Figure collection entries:
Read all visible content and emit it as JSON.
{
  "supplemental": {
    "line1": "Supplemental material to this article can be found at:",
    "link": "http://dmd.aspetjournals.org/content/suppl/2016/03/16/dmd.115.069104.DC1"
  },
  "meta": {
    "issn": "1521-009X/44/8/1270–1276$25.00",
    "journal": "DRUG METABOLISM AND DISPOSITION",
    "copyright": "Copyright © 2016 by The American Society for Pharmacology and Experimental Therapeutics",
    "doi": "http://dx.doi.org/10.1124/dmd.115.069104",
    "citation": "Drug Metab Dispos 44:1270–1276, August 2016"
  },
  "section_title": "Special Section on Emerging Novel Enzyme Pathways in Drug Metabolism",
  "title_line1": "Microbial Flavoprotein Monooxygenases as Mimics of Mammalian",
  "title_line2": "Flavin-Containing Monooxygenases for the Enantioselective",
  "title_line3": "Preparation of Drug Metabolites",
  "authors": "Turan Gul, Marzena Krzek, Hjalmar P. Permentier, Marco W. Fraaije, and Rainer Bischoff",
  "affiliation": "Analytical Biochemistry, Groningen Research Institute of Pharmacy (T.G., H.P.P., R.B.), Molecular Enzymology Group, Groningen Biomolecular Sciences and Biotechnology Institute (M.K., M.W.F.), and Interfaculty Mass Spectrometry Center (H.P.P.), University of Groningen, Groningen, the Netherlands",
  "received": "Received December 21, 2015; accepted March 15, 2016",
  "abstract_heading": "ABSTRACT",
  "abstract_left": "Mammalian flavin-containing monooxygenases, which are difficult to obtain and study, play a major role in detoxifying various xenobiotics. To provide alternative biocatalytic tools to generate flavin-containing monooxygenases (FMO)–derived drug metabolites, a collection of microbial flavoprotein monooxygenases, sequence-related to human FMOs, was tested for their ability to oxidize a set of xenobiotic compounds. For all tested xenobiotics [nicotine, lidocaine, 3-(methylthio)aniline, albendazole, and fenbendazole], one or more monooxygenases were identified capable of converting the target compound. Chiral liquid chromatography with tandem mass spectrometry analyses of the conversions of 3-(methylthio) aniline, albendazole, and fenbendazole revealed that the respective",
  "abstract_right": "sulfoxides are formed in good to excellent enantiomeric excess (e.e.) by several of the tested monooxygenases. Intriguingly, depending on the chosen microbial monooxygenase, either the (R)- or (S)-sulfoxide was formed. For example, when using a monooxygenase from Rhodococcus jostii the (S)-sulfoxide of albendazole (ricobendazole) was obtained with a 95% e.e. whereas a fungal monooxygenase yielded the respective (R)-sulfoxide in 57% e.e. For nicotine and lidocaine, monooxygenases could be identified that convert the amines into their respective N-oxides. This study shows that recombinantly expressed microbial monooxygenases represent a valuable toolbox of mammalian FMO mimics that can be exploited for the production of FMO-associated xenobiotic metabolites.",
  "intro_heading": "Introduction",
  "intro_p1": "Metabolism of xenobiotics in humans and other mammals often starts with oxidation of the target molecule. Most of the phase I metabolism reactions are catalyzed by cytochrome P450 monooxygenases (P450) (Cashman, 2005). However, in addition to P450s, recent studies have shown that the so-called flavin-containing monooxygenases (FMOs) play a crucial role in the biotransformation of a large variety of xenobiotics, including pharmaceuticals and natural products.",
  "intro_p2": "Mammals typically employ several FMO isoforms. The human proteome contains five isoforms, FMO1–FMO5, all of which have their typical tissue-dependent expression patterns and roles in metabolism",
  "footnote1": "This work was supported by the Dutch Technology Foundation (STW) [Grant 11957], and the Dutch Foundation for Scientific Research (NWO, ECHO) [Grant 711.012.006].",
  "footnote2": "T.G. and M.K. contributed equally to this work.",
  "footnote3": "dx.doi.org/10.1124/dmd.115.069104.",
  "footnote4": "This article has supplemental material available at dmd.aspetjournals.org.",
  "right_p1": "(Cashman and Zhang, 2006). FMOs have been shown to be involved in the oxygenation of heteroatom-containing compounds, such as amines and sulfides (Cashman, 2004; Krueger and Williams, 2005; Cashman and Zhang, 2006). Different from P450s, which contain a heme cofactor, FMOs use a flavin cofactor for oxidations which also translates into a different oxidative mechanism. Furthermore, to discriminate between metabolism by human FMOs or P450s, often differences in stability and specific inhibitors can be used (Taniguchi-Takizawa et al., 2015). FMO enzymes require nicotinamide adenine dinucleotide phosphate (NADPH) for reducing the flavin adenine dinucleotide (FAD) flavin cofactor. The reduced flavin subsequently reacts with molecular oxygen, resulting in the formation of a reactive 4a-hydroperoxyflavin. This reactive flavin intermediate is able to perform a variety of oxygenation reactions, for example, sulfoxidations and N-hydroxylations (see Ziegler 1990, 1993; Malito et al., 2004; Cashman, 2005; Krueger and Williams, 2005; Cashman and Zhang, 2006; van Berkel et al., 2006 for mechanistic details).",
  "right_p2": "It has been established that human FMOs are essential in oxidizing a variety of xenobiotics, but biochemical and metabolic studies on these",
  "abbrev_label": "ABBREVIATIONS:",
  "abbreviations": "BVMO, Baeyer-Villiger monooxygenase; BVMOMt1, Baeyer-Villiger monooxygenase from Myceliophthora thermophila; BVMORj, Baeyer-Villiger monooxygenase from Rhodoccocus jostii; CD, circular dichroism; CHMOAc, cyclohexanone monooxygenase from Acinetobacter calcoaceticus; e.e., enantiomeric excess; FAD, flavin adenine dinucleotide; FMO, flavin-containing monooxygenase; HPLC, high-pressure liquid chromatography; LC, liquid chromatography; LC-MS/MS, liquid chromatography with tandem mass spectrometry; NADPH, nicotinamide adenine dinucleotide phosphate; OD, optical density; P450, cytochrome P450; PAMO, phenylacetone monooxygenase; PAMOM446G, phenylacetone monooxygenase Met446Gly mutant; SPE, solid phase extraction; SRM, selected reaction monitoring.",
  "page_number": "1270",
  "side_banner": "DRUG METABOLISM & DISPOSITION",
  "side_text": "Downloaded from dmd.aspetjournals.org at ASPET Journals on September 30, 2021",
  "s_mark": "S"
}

*TASK*.
Write the records out again. Keep every line exactly as it is.

*THE COMPLETED TASK*.
Read all visible content and emit it as JSON.
{
  "supplemental": {
    "line1": "Supplemental material to this article can be found at:",
    "link": "http://dmd.aspetjournals.org/content/suppl/2016/03/16/dmd.115.069104.DC1"
  },
  "meta": {
    "issn": "1521-009X/44/8/1270–1276$25.00",
    "journal": "DRUG METABOLISM AND DISPOSITION",
    "copyright": "Copyright © 2016 by The American Society for Pharmacology and Experimental Therapeutics",
    "doi": "http://dx.doi.org/10.1124/dmd.115.069104",
    "citation": "Drug Metab Dispos 44:1270–1276, August 2016"
  },
  "section_title": "Special Section on Emerging Novel Enzyme Pathways in Drug Metabolism",
  "title_line1": "Microbial Flavoprotein Monooxygenases as Mimics of Mammalian",
  "title_line2": "Flavin-Containing Monooxygenases for the Enantioselective",
  "title_line3": "Preparation of Drug Metabolites",
  "authors": "Turan Gul, Marzena Krzek, Hjalmar P. Permentier, Marco W. Fraaije, and Rainer Bischoff",
  "affiliation": "Analytical Biochemistry, Groningen Research Institute of Pharmacy (T.G., H.P.P., R.B.), Molecular Enzymology Group, Groningen Biomolecular Sciences and Biotechnology Institute (M.K., M.W.F.), and Interfaculty Mass Spectrometry Center (H.P.P.), University of Groningen, Groningen, the Netherlands",
  "received": "Received December 21, 2015; accepted March 15, 2016",
  "abstract_heading": "ABSTRACT",
  "abstract_left": "Mammalian flavin-containing monooxygenases, which are difficult to obtain and study, play a major role in detoxifying various xenobiotics. To provide alternative biocatalytic tools to generate flavin-containing monooxygenases (FMO)–derived drug metabolites, a collection of microbial flavoprotein monooxygenases, sequence-related to human FMOs, was tested for their ability to oxidize a set of xenobiotic compounds. For all tested xenobiotics [nicotine, lidocaine, 3-(methylthio)aniline, albendazole, and fenbendazole], one or more monooxygenases were identified capable of converting the target compound. Chiral liquid chromatography with tandem mass spectrometry analyses of the conversions of 3-(methylthio) aniline, albendazole, and fenbendazole revealed that the respective",
  "abstract_right": "sulfoxides are formed in good to excellent enantiomeric excess (e.e.) by several of the tested monooxygenases. Intriguingly, depending on the chosen microbial monooxygenase, either the (R)- or (S)-sulfoxide was formed. For example, when using a monooxygenase from Rhodococcus jostii the (S)-sulfoxide of albendazole (ricobendazole) was obtained with a 95% e.e. whereas a fungal monooxygenase yielded the respective (R)-sulfoxide in 57% e.e. For nicotine and lidocaine, monooxygenases could be identified that convert the amines into their respective N-oxides. This study shows that recombinantly expressed microbial monooxygenases represent a valuable toolbox of mammalian FMO mimics that can be exploited for the production of FMO-associated xenobiotic metabolites.",
  "intro_heading": "Introduction",
  "intro_p1": "Metabolism of xenobiotics in humans and other mammals often starts with oxidation of the target molecule. Most of the phase I metabolism reactions are catalyzed by cytochrome P450 monooxygenases (P450) (Cashman, 2005). However, in addition to P450s, recent studies have shown that the so-called flavin-containing monooxygenases (FMOs) play a crucial role in the biotransformation of a large variety of xenobiotics, including pharmaceuticals and natural products.",
  "intro_p2": "Mammals typically employ several FMO isoforms. The human proteome contains five isoforms, FMO1–FMO5, all of which have their typical tissue-dependent expression patterns and roles in metabolism",
  "footnote1": "This work was supported by the Dutch Technology Foundation (STW) [Grant 11957], and the Dutch Foundation for Scientific Research (NWO, ECHO) [Grant 711.012.006].",
  "footnote2": "T.G. and M.K. contributed equally to this work.",
  "footnote3": "dx.doi.org/10.1124/dmd.115.069104.",
  "footnote4": "This article has supplemental material available at dmd.aspetjournals.org.",
  "right_p1": "(Cashman and Zhang, 2006). FMOs have been shown to be involved in the oxygenation of heteroatom-containing compounds, such as amines and sulfides (Cashman, 2004; Krueger and Williams, 2005; Cashman and Zhang, 2006). Different from P450s, which contain a heme cofactor, FMOs use a flavin cofactor for oxidations which also translates into a different oxidative mechanism. Furthermore, to discriminate between metabolism by human FMOs or P450s, often differences in stability and specific inhibitors can be used (Taniguchi-Takizawa et al., 2015). FMO enzymes require nicotinamide adenine dinucleotide phosphate (NADPH) for reducing the flavin adenine dinucleotide (FAD) flavin cofactor. The reduced flavin subsequently reacts with molecular oxygen, resulting in the formation of a reactive 4a-hydroperoxyflavin. This reactive flavin intermediate is able to perform a variety of oxygenation reactions, for example, sulfoxidations and N-hydroxylations (see Ziegler 1990, 1993; Malito et al., 2004; Cashman, 2005; Krueger and Williams, 2005; Cashman and Zhang, 2006; van Berkel et al., 2006 for mechanistic details).",
  "right_p2": "It has been established that human FMOs are essential in oxidizing a variety of xenobiotics, but biochemical and metabolic studies on these",
  "abbrev_label": "ABBREVIATIONS:",
  "abbreviations": "BVMO, Baeyer-Villiger monooxygenase; BVMOMt1, Baeyer-Villiger monooxygenase from Myceliophthora thermophila; BVMORj, Baeyer-Villiger monooxygenase from Rhodoccocus jostii; CD, circular dichroism; CHMOAc, cyclohexanone monooxygenase from Acinetobacter calcoaceticus; e.e., enantiomeric excess; FAD, flavin adenine dinucleotide; FMO, flavin-containing monooxygenase; HPLC, high-pressure liquid chromatography; LC, liquid chromatography; LC-MS/MS, liquid chromatography with tandem mass spectrometry; NADPH, nicotinamide adenine dinucleotide phosphate; OD, optical density; P450, cytochrome P450; PAMO, phenylacetone monooxygenase; PAMOM446G, phenylacetone monooxygenase Met446Gly mutant; SPE, solid phase extraction; SRM, selected reaction monitoring.",
  "page_number": "1270",
  "side_banner": "DRUG METABOLISM & DISPOSITION",
  "side_text": "Downloaded from dmd.aspetjournals.org at ASPET Journals on September 30, 2021",
  "s_mark": "S"
}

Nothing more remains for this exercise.